* [STATED EXERCISE]: Reproduce the records below in full and word for word, excluding pictures.

* [DATA PROVIDED]:
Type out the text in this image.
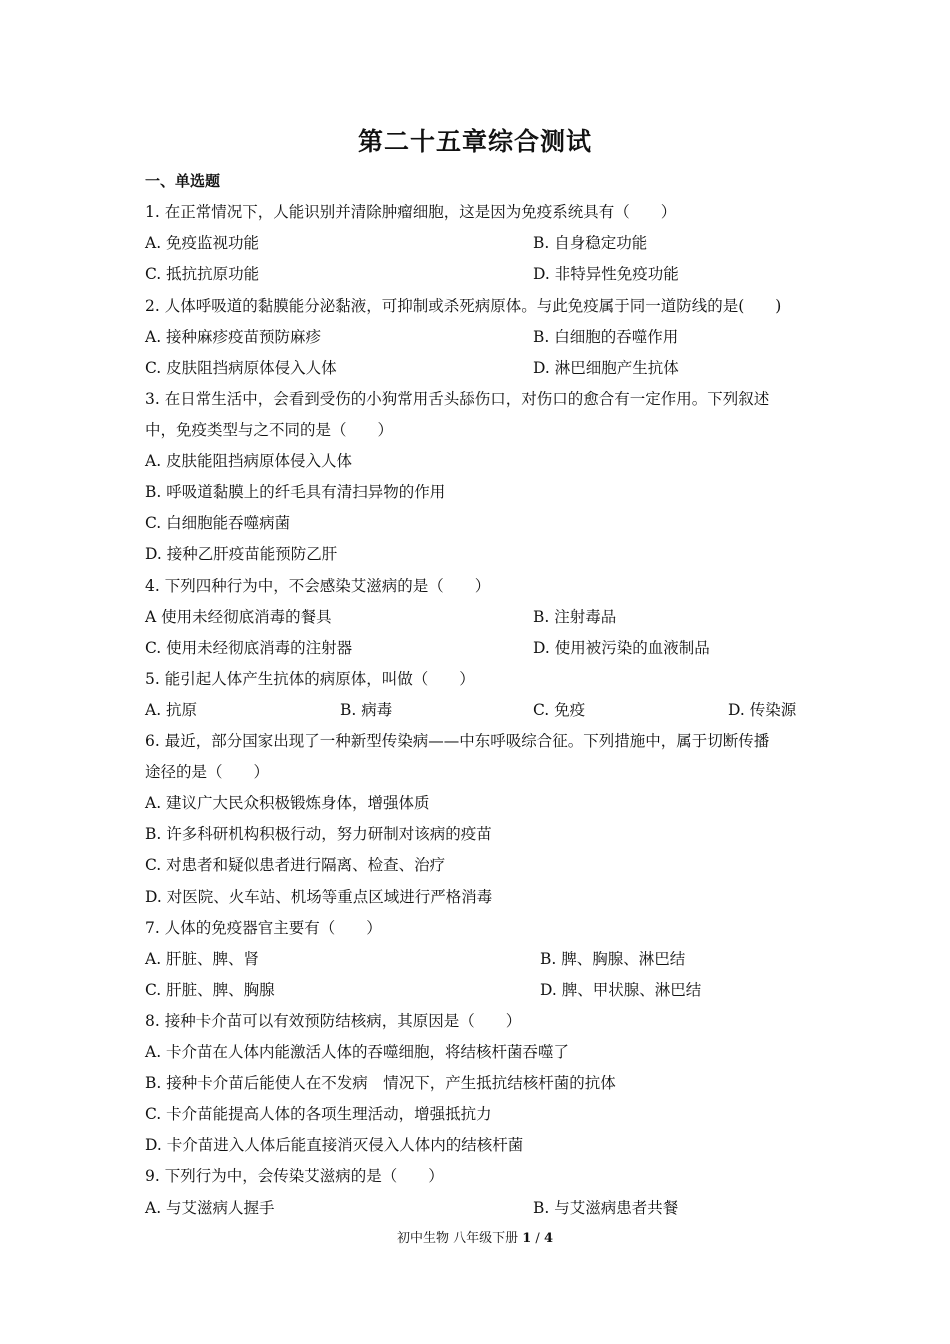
第二十五章综合测试
一、单选题
1. 在正常情况下，人能识别并清除肿瘤细胞，这是因为免疫系统具有（　　）
A. 免疫监视功能	B. 自身稳定功能
C. 抵抗抗原功能	D. 非特异性免疫功能
2. 人体呼吸道的黏膜能分泌黏液，可抑制或杀死病原体。与此免疫属于同一道防线的是(　　)
A. 接种麻疹疫苗预防麻疹	B. 白细胞的吞噬作用
C. 皮肤阻挡病原体侵入人体	D. 淋巴细胞产生抗体
3. 在日常生活中，会看到受伤的小狗常用舌头舔伤口，对伤口的愈合有一定作用。下列叙述
中，免疫类型与之不同的是（　　）
A. 皮肤能阻挡病原体侵入人体
B. 呼吸道黏膜上的纤毛具有清扫异物的作用
C. 白细胞能吞噬病菌
D. 接种乙肝疫苗能预防乙肝
4. 下列四种行为中，不会感染艾滋病的是（　　）
A 使用未经彻底消毒的餐具	B. 注射毒品
C. 使用未经彻底消毒的注射器	D. 使用被污染的血液制品
5. 能引起人体产生抗体的病原体，叫做（　　）
A. 抗原	B. 病毒	C. 免疫	D. 传染源
6. 最近，部分国家出现了一种新型传染病——中东呼吸综合征。下列措施中，属于切断传播
途径的是（　　）
A. 建议广大民众积极锻炼身体，增强体质
B. 许多科研机构积极行动，努力研制对该病的疫苗
C. 对患者和疑似患者进行隔离、检查、治疗
D. 对医院、火车站、机场等重点区域进行严格消毒
7. 人体的免疫器官主要有（　　）
A. 肝脏、脾、肾	B. 脾、胸腺、淋巴结
C. 肝脏、脾、胸腺	D. 脾、甲状腺、淋巴结
8. 接种卡介苗可以有效预防结核病，其原因是（　　）
A. 卡介苗在人体内能激活人体的吞噬细胞，将结核杆菌吞噬了
B. 接种卡介苗后能使人在不发病　情况下，产生抵抗结核杆菌的抗体
C. 卡介苗能提高人体的各项生理活动，增强抵抗力
D. 卡介苗进入人体后能直接消灭侵入人体内的结核杆菌
9. 下列行为中，会传染艾滋病的是（　　）
A. 与艾滋病人握手	B. 与艾滋病患者共餐
初中生物 八年级下册 1 / 4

* [RESPONSE TO THIS EXERCISE]:
Type out the text in this image.
第二十五章综合测试
一、单选题
1. 在正常情况下，人能识别并清除肿瘤细胞，这是因为免疫系统具有（　　）
A. 免疫监视功能	B. 自身稳定功能
C. 抵抗抗原功能	D. 非特异性免疫功能
2. 人体呼吸道的黏膜能分泌黏液，可抑制或杀死病原体。与此免疫属于同一道防线的是(　　)
A. 接种麻疹疫苗预防麻疹	B. 白细胞的吞噬作用
C. 皮肤阻挡病原体侵入人体	D. 淋巴细胞产生抗体
3. 在日常生活中，会看到受伤的小狗常用舌头舔伤口，对伤口的愈合有一定作用。下列叙述
中，免疫类型与之不同的是（　　）
A. 皮肤能阻挡病原体侵入人体
B. 呼吸道黏膜上的纤毛具有清扫异物的作用
C. 白细胞能吞噬病菌
D. 接种乙肝疫苗能预防乙肝
4. 下列四种行为中，不会感染艾滋病的是（　　）
A 使用未经彻底消毒的餐具	B. 注射毒品
C. 使用未经彻底消毒的注射器	D. 使用被污染的血液制品
5. 能引起人体产生抗体的病原体，叫做（　　）
A. 抗原	B. 病毒	C. 免疫	D. 传染源
6. 最近，部分国家出现了一种新型传染病——中东呼吸综合征。下列措施中，属于切断传播
途径的是（　　）
A. 建议广大民众积极锻炼身体，增强体质
B. 许多科研机构积极行动，努力研制对该病的疫苗
C. 对患者和疑似患者进行隔离、检查、治疗
D. 对医院、火车站、机场等重点区域进行严格消毒
7. 人体的免疫器官主要有（　　）
A. 肝脏、脾、肾	B. 脾、胸腺、淋巴结
C. 肝脏、脾、胸腺	D. 脾、甲状腺、淋巴结
8. 接种卡介苗可以有效预防结核病，其原因是（　　）
A. 卡介苗在人体内能激活人体的吞噬细胞，将结核杆菌吞噬了
B. 接种卡介苗后能使人在不发病　情况下，产生抵抗结核杆菌的抗体
C. 卡介苗能提高人体的各项生理活动，增强抵抗力
D. 卡介苗进入人体后能直接消灭侵入人体内的结核杆菌
9. 下列行为中，会传染艾滋病的是（　　）
A. 与艾滋病人握手	B. 与艾滋病患者共餐
初中生物 八年级下册 1 / 4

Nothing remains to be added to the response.